=== Извлечённый текст ===
━━━━━━━━━━━━━━━━━━━━━━━━━━━━━━

Глобализация, я не знаю в курсе или не в курсе, была…, во всяком случае, о глобализации говорилось еще в начале XX века. Первые американские глобалисты утверждали, что, смотрите, Франция продает Германии уголь, Германия продает во Францию сталь! Они настолько взаимозависимы между собой, что не могут между собой воевать. Чем кончилось, все знают! И утверждать, что на этом месте глобализация кончилась, и снова началась в 70-х годах, когда нас потряс нефтяной кризис, и надо было уничтожить границы, которые мешают распространению нефти в тех направлениях, в которых спрос-предложение диктует. Но, вместе с тем, можем ли мы говорить о том, что глобализация кончилась?! Черта с два! Возникла сначала Первая Мировая война, вдумайтесь в название. Она была Мировая! Ее глобализация сама породила. А потом Вторая Мировая война как продолжение Первой.

Кроме того, глобализация уничтожает границы для распространения идей. Соответственно, замечательная идея, которую родили мы в Европе, вот тут коллега Винников рассказывал откуда она взялась, а именно – национализм. Она замечательно, благодаря именно глобализации, распространилась по всему миру, привела к появлению национально-освободительных движений в «третьем мире», а потом к той резне, которая происходит сейчас в Руанде и в других точках.

Более того, на нынешнем этапе конечно глобализация сделала кучу хорошего. Например, заставила Советский Союз торговать нефтью. В результате, Советский Союз стал настолько зависеть от экспорта, что перестал производить зерно и благополучно развалился. Но, с другой стороны, сейчас мы наблюдаем как раз обратную штуку. Ведь не только возникают границы. Они тем или иным способом строятся и снова. Частично эти границы строят те государства, которые не любят глобализацию. Ну, самый страшный пример это Северная Корея.

━━━━━━━━━━━━━━━━━━━━━━━━━━━━━━

=== Список строк ===
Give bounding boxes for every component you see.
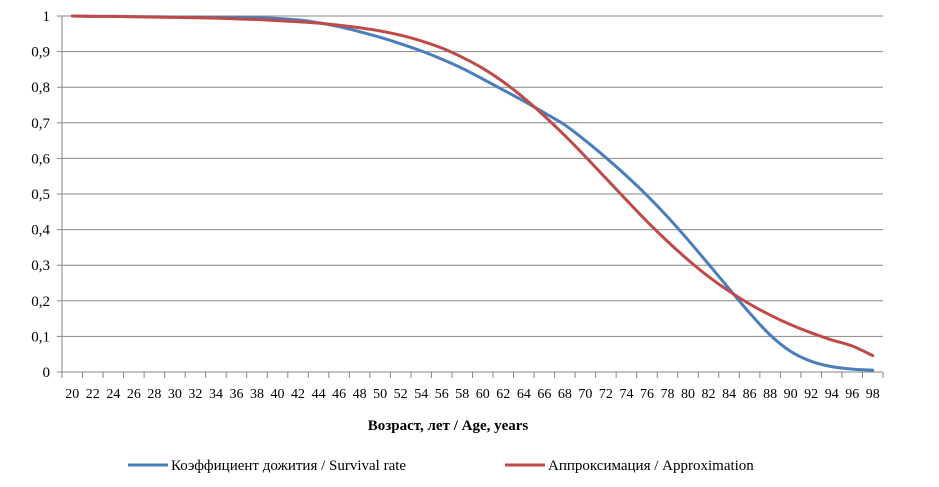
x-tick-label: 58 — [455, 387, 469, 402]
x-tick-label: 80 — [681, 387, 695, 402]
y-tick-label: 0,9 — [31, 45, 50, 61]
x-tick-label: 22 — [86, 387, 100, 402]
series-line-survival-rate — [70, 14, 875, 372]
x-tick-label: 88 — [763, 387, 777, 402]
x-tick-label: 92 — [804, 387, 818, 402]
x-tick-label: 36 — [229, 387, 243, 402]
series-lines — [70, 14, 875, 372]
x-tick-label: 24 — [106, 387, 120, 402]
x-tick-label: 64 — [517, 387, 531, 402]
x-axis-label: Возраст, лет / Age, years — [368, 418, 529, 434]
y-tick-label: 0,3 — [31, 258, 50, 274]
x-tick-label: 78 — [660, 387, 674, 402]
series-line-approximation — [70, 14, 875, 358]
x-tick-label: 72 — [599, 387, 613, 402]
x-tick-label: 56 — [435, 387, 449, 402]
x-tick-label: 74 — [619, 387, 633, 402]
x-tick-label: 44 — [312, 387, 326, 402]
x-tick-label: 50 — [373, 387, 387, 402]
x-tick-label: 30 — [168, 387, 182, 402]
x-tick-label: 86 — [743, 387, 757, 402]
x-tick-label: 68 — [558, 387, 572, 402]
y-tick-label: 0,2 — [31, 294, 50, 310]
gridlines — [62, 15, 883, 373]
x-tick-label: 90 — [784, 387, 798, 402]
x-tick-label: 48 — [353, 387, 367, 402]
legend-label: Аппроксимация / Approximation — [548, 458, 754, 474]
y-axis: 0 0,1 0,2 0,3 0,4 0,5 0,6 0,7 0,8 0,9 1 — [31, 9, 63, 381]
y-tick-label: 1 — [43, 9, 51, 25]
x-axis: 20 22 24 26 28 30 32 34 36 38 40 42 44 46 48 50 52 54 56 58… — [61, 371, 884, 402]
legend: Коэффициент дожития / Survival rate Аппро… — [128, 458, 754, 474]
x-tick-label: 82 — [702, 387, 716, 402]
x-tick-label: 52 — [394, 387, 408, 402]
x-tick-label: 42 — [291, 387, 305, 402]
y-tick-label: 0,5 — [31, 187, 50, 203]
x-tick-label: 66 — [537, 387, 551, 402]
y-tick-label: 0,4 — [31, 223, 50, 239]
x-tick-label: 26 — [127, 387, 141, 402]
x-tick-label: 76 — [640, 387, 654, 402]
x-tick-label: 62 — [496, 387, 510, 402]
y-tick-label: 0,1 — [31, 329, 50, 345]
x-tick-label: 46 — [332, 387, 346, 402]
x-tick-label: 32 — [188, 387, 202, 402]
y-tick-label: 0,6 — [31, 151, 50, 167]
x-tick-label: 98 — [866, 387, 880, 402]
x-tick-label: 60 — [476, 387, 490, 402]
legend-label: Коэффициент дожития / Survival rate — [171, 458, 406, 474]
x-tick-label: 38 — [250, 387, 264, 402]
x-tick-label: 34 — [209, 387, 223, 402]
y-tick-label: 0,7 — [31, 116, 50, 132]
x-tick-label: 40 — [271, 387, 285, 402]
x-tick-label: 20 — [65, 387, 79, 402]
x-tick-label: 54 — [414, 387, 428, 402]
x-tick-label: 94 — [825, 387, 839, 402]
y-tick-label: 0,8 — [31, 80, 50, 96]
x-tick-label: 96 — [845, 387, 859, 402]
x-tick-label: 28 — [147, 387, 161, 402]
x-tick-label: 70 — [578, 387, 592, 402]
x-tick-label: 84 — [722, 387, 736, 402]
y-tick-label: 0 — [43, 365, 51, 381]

━━━━━━━━━━━━━━━━━━━━━━━━━━━━━━

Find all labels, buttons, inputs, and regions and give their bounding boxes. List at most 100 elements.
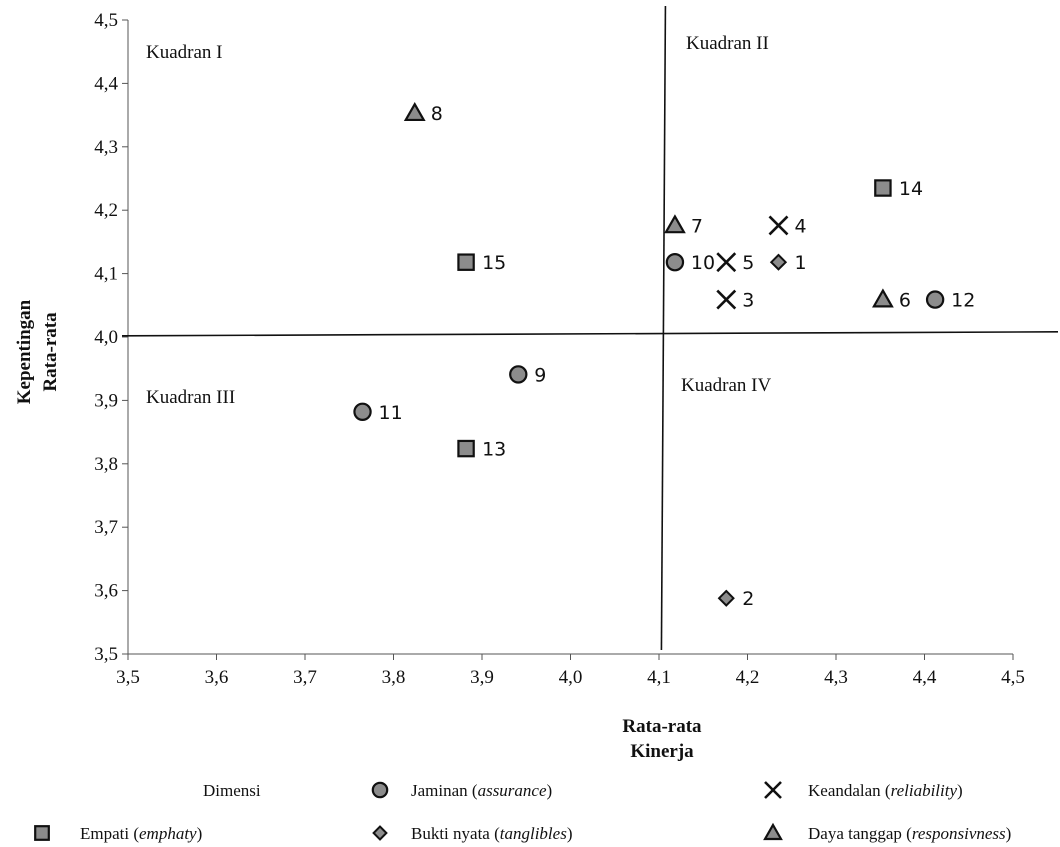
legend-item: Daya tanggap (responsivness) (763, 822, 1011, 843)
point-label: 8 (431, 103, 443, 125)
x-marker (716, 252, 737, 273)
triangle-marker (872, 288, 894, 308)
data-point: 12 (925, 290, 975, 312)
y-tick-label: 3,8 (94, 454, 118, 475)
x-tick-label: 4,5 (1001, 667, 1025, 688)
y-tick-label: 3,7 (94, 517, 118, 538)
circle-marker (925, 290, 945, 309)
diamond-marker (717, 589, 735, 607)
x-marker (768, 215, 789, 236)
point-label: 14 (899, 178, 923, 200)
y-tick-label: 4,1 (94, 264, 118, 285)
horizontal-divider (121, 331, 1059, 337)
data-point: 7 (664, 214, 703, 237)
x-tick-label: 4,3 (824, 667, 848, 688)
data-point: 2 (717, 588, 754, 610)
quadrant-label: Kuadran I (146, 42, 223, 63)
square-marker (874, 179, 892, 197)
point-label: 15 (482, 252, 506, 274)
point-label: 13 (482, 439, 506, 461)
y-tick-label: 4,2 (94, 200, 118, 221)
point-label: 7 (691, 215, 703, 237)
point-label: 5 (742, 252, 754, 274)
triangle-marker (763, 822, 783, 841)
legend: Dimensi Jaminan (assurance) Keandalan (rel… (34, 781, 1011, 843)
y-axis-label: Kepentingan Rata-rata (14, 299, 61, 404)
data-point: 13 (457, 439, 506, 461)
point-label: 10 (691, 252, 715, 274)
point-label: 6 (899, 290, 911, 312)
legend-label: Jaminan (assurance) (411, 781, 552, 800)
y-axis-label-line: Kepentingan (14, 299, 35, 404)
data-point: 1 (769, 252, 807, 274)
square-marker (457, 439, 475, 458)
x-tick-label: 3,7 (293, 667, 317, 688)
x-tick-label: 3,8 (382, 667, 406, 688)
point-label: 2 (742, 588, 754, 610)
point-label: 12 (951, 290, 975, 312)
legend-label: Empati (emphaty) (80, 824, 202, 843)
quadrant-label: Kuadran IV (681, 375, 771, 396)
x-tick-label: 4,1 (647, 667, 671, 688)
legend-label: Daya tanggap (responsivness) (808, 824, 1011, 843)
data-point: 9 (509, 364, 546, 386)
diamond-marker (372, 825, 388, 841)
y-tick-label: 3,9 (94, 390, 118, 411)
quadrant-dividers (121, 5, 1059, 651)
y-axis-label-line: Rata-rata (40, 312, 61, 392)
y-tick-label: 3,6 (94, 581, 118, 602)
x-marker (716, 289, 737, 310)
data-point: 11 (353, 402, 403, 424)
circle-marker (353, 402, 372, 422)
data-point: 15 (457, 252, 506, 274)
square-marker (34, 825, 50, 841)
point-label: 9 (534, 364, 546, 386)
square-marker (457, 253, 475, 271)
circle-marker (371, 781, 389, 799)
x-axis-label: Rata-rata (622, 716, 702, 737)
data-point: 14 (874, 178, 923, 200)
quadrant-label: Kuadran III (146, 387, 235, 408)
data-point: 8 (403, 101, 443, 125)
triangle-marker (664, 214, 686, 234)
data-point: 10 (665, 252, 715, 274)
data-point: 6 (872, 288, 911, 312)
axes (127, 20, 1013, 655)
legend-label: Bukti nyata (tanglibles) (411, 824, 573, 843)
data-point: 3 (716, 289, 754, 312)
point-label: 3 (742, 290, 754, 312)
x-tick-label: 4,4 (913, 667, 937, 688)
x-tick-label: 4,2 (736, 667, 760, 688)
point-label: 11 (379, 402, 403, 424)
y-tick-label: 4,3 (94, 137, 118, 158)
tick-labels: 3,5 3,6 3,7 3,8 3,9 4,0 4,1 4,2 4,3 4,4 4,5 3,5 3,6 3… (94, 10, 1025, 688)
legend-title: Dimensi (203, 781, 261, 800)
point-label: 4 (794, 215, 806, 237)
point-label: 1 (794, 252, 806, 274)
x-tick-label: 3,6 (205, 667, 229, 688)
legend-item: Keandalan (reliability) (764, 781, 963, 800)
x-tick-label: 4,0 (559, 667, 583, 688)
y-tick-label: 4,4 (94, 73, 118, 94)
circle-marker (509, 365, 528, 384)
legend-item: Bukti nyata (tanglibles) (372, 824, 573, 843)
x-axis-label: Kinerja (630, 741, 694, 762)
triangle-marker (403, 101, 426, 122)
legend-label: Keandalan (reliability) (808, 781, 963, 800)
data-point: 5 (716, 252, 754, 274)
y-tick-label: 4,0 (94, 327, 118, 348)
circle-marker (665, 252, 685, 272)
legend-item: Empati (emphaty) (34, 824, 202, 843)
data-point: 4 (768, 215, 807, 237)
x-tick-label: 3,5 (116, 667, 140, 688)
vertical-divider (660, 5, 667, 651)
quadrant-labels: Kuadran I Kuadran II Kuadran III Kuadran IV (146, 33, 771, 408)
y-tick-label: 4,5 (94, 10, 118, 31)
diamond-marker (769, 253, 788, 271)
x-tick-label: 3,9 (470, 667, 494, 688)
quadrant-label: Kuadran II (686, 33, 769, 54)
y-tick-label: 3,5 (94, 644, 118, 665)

━━━━━━━━━━━━━━━━━━━━━━━━━━━━━━

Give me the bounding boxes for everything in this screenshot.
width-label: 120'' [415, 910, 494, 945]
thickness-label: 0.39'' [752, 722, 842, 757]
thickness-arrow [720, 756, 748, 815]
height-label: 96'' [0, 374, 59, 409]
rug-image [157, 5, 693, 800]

━━━━━━━━━━━━━━━━━━━━━━━━━━━━━━

Напишите продолжение текста о глобализации, начиная сразу после его последнего предложения.

=== Ответ на задание ===
По поводу нашей страны. В нашей стране на официальном уровне принята Концепция ограниченного участия в глобализации. Я воспользуюсь той же метафорой, что и наш коллега, по поводу туалетов. В общем, глобализация похожа на туалет с огромным количеством кабинок. Каждый сидит в своей кабинке. Что можно делать?! Можно сделать первую вещь – залезть в свою кабинку, закрыть дверь и запереть ее на большой засов. Это замечательно. Сидеть там прекрасно. Тихо, спокойно и никто тебя не побеспокоит. Этим у нас занимается Северная Корея. Единственный нюанс – всю жизнь ты в туалете не просидишь. Можно зайти в кабинку и вообще дверь снять. Я не разделяю идею про «закон клыка». Наоборот, я считаю, что если в большом туалете, где достаточное количество кабинок и нет дверей, кто-то издалека увидит, что данная кабинка занята, то вряд ли он туда пойдет и будет пытаться пинками выгнать этого человека. Скорей всего, наоборот. У нас, правда, ограниченная глобализация. Таким образом, мы как бы дверь-то закрываем, а защелку-то не надеваем. И тут как раз возникает самый страшный казус. Кто-то думает, что может быть эта свободна, подходит ближе, открывает, а там кто-то сидит. Это чисто наш вариант. Я его активно критикую…

Реплика из зала: А там Путин!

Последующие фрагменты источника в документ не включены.